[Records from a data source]
-------

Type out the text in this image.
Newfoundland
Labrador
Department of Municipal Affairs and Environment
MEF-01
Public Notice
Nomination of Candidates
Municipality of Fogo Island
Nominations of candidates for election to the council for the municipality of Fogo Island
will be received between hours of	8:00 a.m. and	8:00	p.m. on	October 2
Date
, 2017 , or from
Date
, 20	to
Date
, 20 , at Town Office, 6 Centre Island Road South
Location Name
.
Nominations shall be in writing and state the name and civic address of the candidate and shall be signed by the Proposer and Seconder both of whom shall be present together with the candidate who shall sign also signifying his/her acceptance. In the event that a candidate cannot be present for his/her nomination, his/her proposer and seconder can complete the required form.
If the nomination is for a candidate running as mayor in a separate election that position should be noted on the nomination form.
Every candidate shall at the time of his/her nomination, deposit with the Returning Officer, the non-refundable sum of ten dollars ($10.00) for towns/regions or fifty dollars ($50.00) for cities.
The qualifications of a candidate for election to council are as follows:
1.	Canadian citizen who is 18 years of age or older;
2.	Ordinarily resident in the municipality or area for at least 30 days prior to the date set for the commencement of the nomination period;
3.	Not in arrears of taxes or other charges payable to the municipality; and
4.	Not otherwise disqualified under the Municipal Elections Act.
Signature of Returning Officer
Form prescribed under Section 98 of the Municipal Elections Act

-------

Looking at the entries above, say how many lines contain the word "Fogo". Only the number is wanted.

2